Start of Text segment

Among the promoters of the 30 transcripts, we successfully amplified the promoter regions of 29 transcripts using the post-ChIP DNA for the measurement of AcK16H4. Similarly, 25, 27 and 26 promoters could be amplified after the ChIP for 3MeK4H3, 3MeK27H3 and 8-OHdG, respectively. All but one promoter (the LOX gene) were amplified after the ChIP for H3. Moreover, 23 promoters were amplified by all 4 ChIP-qPCRs, and the fold changes of the ChIP-qPCR values were determined for these loci using H2O2-treated and untreated cells (fig. 2a). In the rabbit IgG-negative control ChIP assay, 10 of the 30 gene promoters were slightly amplified; however, the fold changes for the negative control could not be calculated because of its low levels. The median values (25-75%) of fold changes were 0.70 (0.55-0.90) for AcK16H4, 0.80 (0.60-1.10) for 3MeK4H3, 1.60 (1.30-1.80) for 3MeK27H3, 1.45 (1.00-1.93) for 8-OHdG and 1.10 (0.90-1.40) for H3. For 17 promoters, the 8-OHdG fold changes were more than 1.0, suggesting the increase of 8-OHdG at CpG island-containing TSG promoters after H2O2 treatment. Similarly, the fold changes of the recessive histone marker 3MeK27H3 were greater than 1.0 for 21 TSG promoters. On the other hand, there was a reduction of the active histone markers Ack16H4 and 3MeK4H3 for 17 and 15 promoters, respectively, after treatment with H2O2 (fig. 2a). The correlation between the fold changes of AcK16H4, 3MeK4H3, 3MeK27H3, H3 and that of 8-OHdG were also analyzed (fig. 2b). Although it was not statistically significant, the 8-OHdG fold change comparatively increased to that of H3 (p = 0.1064 by Steel's method for nonparametric multiple comparison; fig. 2b). The AcK16H4 and 3MeK4H3 fold change values were significantly lower, and the fold change values for 3MeK27H3 were significantly higher than that of H3 (p = 0.0003, 0.0056 and 0.0007 for AcK16H4, 3MeK4H3 and 3MeK27H3, respectively, by Steel's multiple comparison test).

FIG02
Fig. 2. Alteration of histone modification and its association with 8-OHdG levels after H2O2 treatment at the CpG island-containing promoters of TSGs. a HepG2 cells were either treated with or without 250 μM of H2O2 for 1 h, followed by ChIP for AcK16H4, 3MeK4H3 as an active histone marker, 3MeK27H3 as a repressive histone marker, 8-OHdG, positive control of H3 or negative control of rabbit IgG. The y-axis indicates the fold changes of ChIP-qPCR values over H3 values between the treated and untreated samples. T/U = Ratio of PCR values of treated/untreated cells. * Indicates the splice variants of the corresponding gene. b Comparisons of the fold changes indicated by ChIP-qPCR between the IP of each histone modification or 8-OHdG and that of H3. p values were calculated using Steel's method for nonparametric multiple comparison.

End of Text segment
Start of Listed entries

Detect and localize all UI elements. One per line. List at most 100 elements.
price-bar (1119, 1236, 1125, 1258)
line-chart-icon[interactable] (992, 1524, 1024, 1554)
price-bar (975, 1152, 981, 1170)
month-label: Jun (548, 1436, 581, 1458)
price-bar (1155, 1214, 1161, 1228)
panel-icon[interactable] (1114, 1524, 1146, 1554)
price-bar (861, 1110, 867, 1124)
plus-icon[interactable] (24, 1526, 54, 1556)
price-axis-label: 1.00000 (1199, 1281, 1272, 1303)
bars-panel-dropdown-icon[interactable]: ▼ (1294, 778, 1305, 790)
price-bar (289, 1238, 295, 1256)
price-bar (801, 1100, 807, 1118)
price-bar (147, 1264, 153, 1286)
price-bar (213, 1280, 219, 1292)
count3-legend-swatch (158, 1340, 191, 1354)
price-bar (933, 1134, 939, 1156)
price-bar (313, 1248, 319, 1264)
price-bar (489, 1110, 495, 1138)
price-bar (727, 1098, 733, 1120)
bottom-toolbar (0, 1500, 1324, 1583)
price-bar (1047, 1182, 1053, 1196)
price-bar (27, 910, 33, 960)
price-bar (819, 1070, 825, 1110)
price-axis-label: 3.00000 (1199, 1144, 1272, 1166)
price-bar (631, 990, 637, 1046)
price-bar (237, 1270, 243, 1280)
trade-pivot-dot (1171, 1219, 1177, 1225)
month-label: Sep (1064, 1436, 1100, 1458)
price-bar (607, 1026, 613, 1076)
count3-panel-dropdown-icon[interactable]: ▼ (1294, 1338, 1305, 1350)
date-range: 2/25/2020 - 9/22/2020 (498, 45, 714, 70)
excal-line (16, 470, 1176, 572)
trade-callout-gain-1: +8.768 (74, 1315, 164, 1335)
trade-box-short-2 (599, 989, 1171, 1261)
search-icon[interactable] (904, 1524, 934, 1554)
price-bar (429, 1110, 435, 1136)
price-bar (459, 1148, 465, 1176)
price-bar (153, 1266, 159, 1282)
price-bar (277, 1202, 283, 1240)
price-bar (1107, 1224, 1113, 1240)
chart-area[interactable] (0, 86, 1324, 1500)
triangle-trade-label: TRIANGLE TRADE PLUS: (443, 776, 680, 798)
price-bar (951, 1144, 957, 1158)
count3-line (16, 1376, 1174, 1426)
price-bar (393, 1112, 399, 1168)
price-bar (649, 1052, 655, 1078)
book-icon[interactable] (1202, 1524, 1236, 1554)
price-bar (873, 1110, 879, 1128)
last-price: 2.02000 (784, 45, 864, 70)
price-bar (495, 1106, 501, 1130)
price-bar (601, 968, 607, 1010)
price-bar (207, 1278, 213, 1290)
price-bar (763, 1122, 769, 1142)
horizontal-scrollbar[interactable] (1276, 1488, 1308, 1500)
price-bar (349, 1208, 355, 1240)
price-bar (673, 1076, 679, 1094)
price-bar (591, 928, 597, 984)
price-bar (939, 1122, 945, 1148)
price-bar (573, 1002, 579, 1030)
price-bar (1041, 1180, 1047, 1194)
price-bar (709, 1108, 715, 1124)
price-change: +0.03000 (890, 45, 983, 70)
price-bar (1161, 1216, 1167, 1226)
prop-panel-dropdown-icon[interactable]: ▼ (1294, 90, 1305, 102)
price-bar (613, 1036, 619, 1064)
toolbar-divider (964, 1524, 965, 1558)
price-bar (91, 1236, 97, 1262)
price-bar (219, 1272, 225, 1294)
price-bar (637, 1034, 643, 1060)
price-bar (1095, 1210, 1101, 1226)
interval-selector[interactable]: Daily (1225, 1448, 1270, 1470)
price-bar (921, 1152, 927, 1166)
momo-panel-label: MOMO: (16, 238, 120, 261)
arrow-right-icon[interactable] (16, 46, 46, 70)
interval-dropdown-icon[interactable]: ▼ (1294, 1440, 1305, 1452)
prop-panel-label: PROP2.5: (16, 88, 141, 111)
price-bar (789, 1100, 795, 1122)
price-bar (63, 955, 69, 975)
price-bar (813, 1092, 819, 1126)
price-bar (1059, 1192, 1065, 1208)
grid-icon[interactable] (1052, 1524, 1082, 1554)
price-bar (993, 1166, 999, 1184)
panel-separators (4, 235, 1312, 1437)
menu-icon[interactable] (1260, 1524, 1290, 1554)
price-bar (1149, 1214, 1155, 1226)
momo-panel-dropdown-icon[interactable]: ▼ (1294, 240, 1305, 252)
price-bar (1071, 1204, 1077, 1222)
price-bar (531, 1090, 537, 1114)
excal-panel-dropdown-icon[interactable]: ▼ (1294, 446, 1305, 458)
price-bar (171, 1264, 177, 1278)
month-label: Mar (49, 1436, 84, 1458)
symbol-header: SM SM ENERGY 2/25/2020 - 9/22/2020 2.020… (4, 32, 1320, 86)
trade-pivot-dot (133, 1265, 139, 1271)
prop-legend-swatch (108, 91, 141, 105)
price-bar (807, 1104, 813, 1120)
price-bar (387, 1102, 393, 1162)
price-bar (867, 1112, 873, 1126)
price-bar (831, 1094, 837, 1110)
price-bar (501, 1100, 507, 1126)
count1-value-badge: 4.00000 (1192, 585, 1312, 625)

End of Listed entries

- Work instructions:
1: According to the passage on promoter changes after H2O2 treatment, how many promoters were amplified by all 4 ChIP-qPCRs?
2: Continue the passage on histone modification and 8-OHdG after H2O2 treatment from its last sentence.
You can set the material aside.

- Replies:
1: 23 promoters.

2:
We further examined the relationship between the fold changes of 8-OHdG and active and recessive histone markers using H2O2-treated and untreated fetal liver Hc cells. Although the correlation was not prominent for AcK16H4 (r = -0.2789, p = 0.1507; fig. 3a), there was a moderate inverse correlation between the fold changes of 8-OHdG and those of active histone markers (r = -0.5273, p = 0.0039 for 3MeK4H3; fig. 3b). Interestingly, a strong correlation was detected between the fold changes of 8-OHdG and those of recessive histone markers of 3MeK27H3 (r = 0.7605, p < 0.0001; fig. 3c). As expected, no correlation was observed between the fold changes of 8-OHdG and those of H3 (fig. 3d). These findings also indicated that the decrease in active chromatin and the increase in repressive chromatin take place on the 8-OHdG-enriched CpG island-containing TSG promoters, after H2O2 treatment.

FIG03
Fig. 3. Correlations between the fold changes of ChIP-qPCR values for histone and 8-OHdG. Correlations between the fold changes of AcK16H4 and 8-OHdG (a), 3MeK4H3 and 8-OHdG (b), 3MeK27H3 and 8-OHdG (c), and H3 and 8-OHdG (d). Correlations between each fold change and that of 8-OHdG were evaluated by Spearman's rank correlation test.

 

goto top of outline Discussion

A number of reports suggested that the activation of oncogenes and inactivation of TSGs was a characteristic feature of human cancers, including HCC [3,4]. We previously reported that the inactivation of TSGs through promoter methylation was more prevalent in HCV-related HCCs than in HCV-negative tumors [13]. On the other hand, it was also reported that oxidative stress could play a central role in the pathogenesis of CHC, and could increase the risk of HCC development [13,14]. In this study, we examined whether persistent stimulation by ROS and subsequent DNA damage, indicated by the formation of 8-OHdG, could increase the risk for HCC development through the induction of epigenetic instability in hepatocytes. Here, we demonstrated that the 8-OHdG level was the only factor associated with an increased number of methylated TSGs in the liver of CHC, and that TSGs carrying higher levels of 8-OHdG facilitated the modification of the active chromatin to a repressive form after stimulation by ROS.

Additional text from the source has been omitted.